**Material supplied**

- - -

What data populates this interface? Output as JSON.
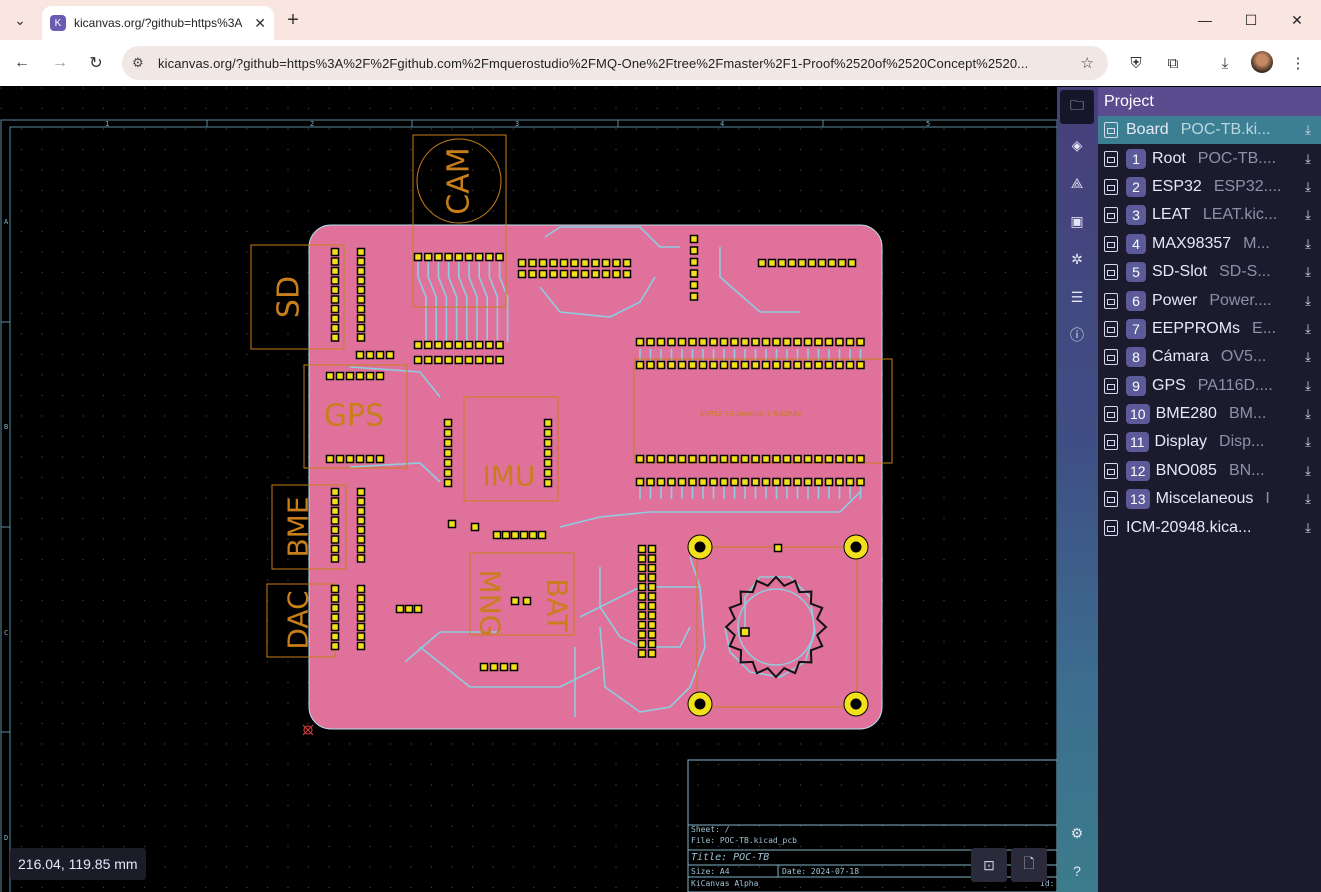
{
  "browser": {
    "tab_title": "kicanvas.org/?github=https%3A",
    "tab_favicon": "K",
    "url": "kicanvas.org/?github=https%3A%2F%2Fgithub.com%2Fmquerostudio%2FMQ-One%2Ftree%2Fmaster%2F1-Proof%2520of%2520Concept%2520...",
    "new_tab_label": "+"
  },
  "board": {
    "silkscreen_labels": {
      "cam": "CAM",
      "sd": "SD",
      "gps": "GPS",
      "imu": "IMU",
      "bme": "BME",
      "dac": "DAC",
      "mng": "MNG",
      "bat": "BAT",
      "esp": "ESP32-S3-DevKitC-1-N32R8V"
    },
    "frame_cols": [
      "1",
      "2",
      "3",
      "4",
      "5"
    ],
    "frame_rows": [
      "A",
      "B",
      "C",
      "D"
    ],
    "colors": {
      "board_fill": "#e0719a",
      "courtyard": "#c87e1a",
      "pad": "#f2e01a",
      "trace": "#8ecde0",
      "frame": "#7fb3c8"
    }
  },
  "title_block": {
    "sheet": "Sheet: /",
    "file": "File: POC-TB.kicad_pcb",
    "title": "Title: POC-TB",
    "size": "Size: A4",
    "date": "Date: 2024-07-18",
    "app": "KiCanvas Alpha",
    "id": "Id:"
  },
  "status": {
    "coordinates": "216.04, 119.85 mm"
  },
  "panel": {
    "header": "Project",
    "rows": [
      {
        "num": "",
        "name": "Board",
        "file": "POC-TB.ki..."
      },
      {
        "num": "1",
        "name": "Root",
        "file": "POC-TB...."
      },
      {
        "num": "2",
        "name": "ESP32",
        "file": "ESP32...."
      },
      {
        "num": "3",
        "name": "LEAT",
        "file": "LEAT.kic..."
      },
      {
        "num": "4",
        "name": "MAX98357",
        "file": "M..."
      },
      {
        "num": "5",
        "name": "SD-Slot",
        "file": "SD-S..."
      },
      {
        "num": "6",
        "name": "Power",
        "file": "Power...."
      },
      {
        "num": "7",
        "name": "EEPPROMs",
        "file": "E..."
      },
      {
        "num": "8",
        "name": "Cámara",
        "file": "OV5..."
      },
      {
        "num": "9",
        "name": "GPS",
        "file": "PA116D...."
      },
      {
        "num": "10",
        "name": "BME280",
        "file": "BM..."
      },
      {
        "num": "11",
        "name": "Display",
        "file": "Disp..."
      },
      {
        "num": "12",
        "name": "BNO085",
        "file": "BN..."
      },
      {
        "num": "13",
        "name": "Miscelaneous",
        "file": "I"
      },
      {
        "num": "",
        "name": "ICM-20948.kica...",
        "file": ""
      }
    ]
  },
  "rail_icons": [
    "folder-icon",
    "layers-icon",
    "objects-icon",
    "footprint-icon",
    "nets-icon",
    "properties-icon",
    "info-icon"
  ],
  "rail_bottom_icons": [
    "settings-icon",
    "help-icon"
  ]
}
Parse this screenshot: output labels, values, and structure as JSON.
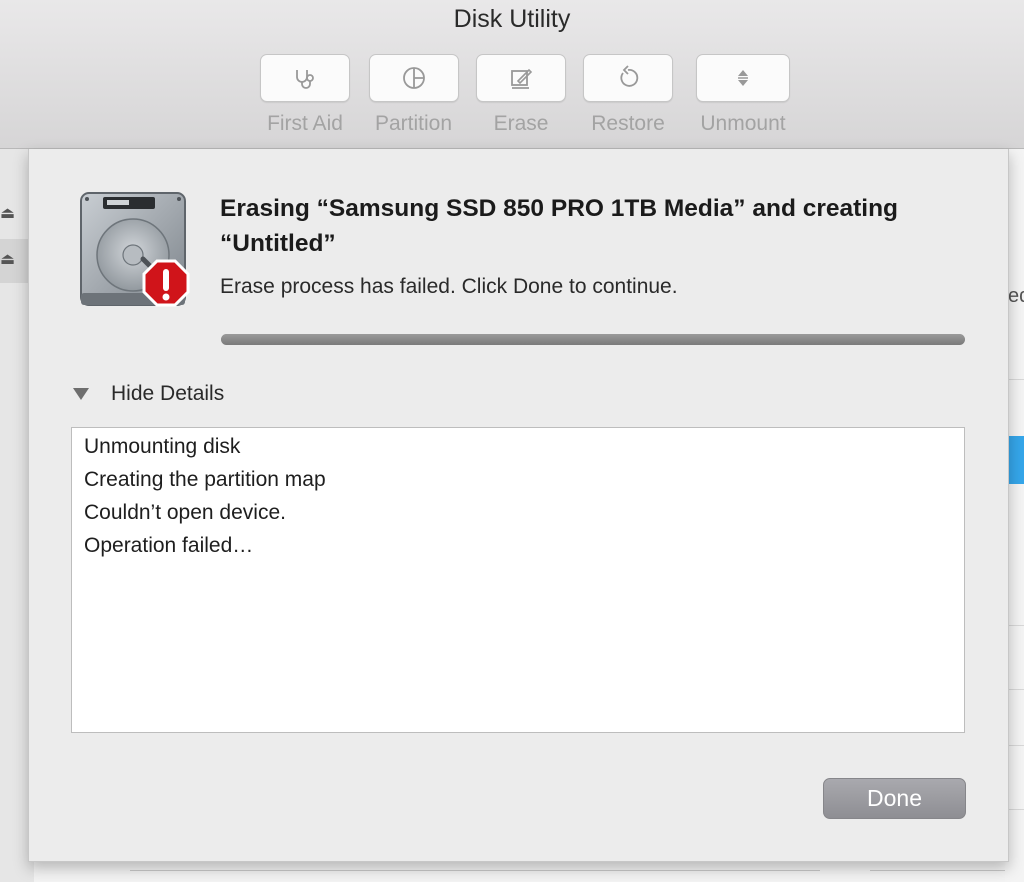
{
  "window": {
    "title": "Disk Utility"
  },
  "toolbar": {
    "items": [
      {
        "label": "First Aid",
        "icon": "stethoscope-icon"
      },
      {
        "label": "Partition",
        "icon": "pie-chart-icon"
      },
      {
        "label": "Erase",
        "icon": "erase-icon"
      },
      {
        "label": "Restore",
        "icon": "restore-icon"
      },
      {
        "label": "Unmount",
        "icon": "unmount-icon"
      }
    ]
  },
  "sheet": {
    "title": "Erasing “Samsung SSD 850 PRO 1TB Media” and creating “Untitled”",
    "message": "Erase process has failed. Click Done to continue.",
    "progress": 1.0,
    "details_toggle_label": "Hide Details",
    "log_lines": [
      "Unmounting disk",
      "Creating the partition map",
      "Couldn’t open device.",
      "Operation failed…"
    ],
    "done_label": "Done"
  },
  "background": {
    "partial_text": "ed"
  },
  "colors": {
    "error_badge": "#d0141a",
    "selection_blue": "#35a6ea",
    "done_button": "#9d9da2"
  }
}
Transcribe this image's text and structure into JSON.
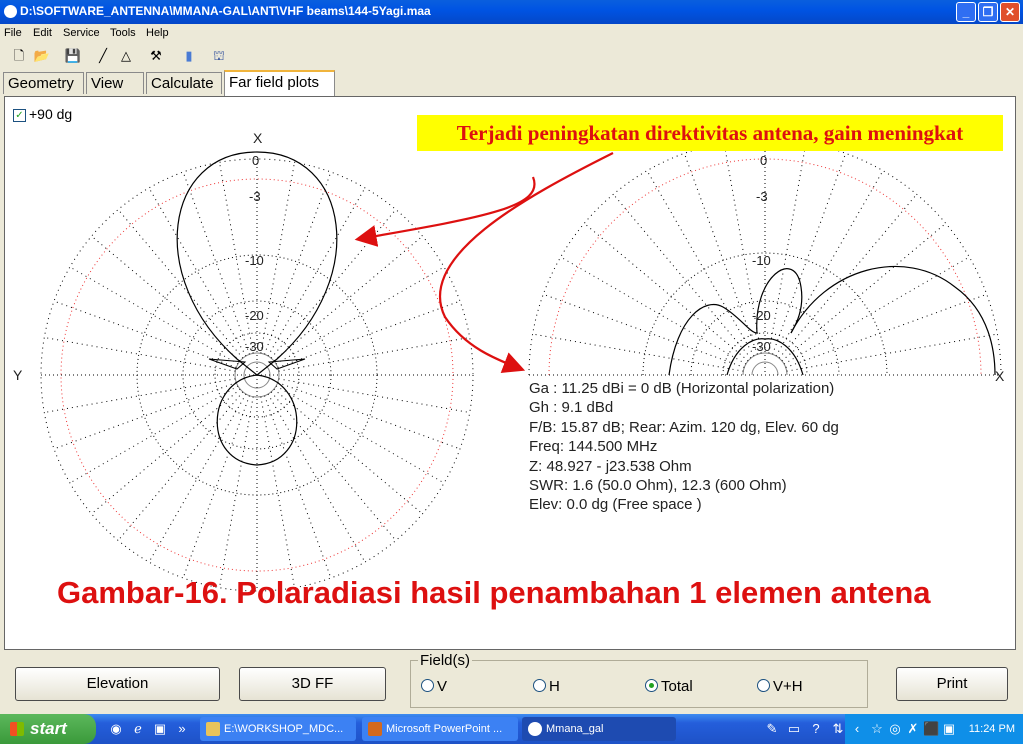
{
  "window": {
    "title": "D:\\SOFTWARE_ANTENNA\\MMANA-GAL\\ANT\\VHF beams\\144-5Yagi.maa",
    "buttons": [
      "minimize",
      "maximize",
      "close"
    ]
  },
  "menu": [
    "File",
    "Edit",
    "Service",
    "Tools",
    "Help"
  ],
  "toolbar": [
    "new-file-icon",
    "open-folder-icon",
    "save-icon",
    "draw-line-icon",
    "triangle-icon",
    "tools-icon",
    "document-icon",
    "cursor-icon"
  ],
  "tabs": [
    {
      "label": "Geometry",
      "active": false
    },
    {
      "label": "View",
      "active": false
    },
    {
      "label": "Calculate",
      "active": false
    },
    {
      "label": "Far field plots",
      "active": true
    }
  ],
  "plot": {
    "checkbox_label": "+90 dg",
    "checkbox_checked": true,
    "left_axis": {
      "top": "X",
      "left": "Y"
    },
    "right_axis": {
      "right": "X"
    },
    "ring_labels": [
      "0",
      "-3",
      "-10",
      "-20",
      "-30"
    ],
    "annotation": "Terjadi peningkatan direktivitas antena, gain meningkat",
    "info_lines": [
      "Ga : 11.25 dBi = 0 dB  (Horizontal polarization)",
      "Gh : 9.1 dBd",
      "F/B: 15.87 dB; Rear: Azim. 120 dg,  Elev. 60 dg",
      "Freq: 144.500 MHz",
      "Z: 48.927 - j23.538 Ohm",
      "SWR: 1.6 (50.0 Ohm), 12.3 (600 Ohm)",
      "Elev: 0.0 dg (Free space )"
    ],
    "caption": "Gambar-16. Polaradiasi hasil penambahan 1 elemen antena",
    "colors": {
      "annotation": "#dd1010",
      "annotation_bg": "#ffff00",
      "pattern": "#000000"
    }
  },
  "bottom": {
    "elevation_button": "Elevation",
    "ff3d_button": "3D FF",
    "fields_legend": "Field(s)",
    "fields_options": [
      "V",
      "H",
      "Total",
      "V+H"
    ],
    "fields_selected": "Total",
    "print_button": "Print"
  },
  "taskbar": {
    "start": "start",
    "windows": [
      {
        "label": "E:\\WORKSHOP_MDC...",
        "active": false
      },
      {
        "label": "Microsoft PowerPoint ...",
        "active": false
      },
      {
        "label": "Mmana_gal",
        "active": true
      }
    ],
    "time": "11:24 PM"
  }
}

- - -

**What you will do**
Show every line in the entries where the string "true" occurs.

**Reply**
      "active": true
    "checkbox_checked": true,
        "active": true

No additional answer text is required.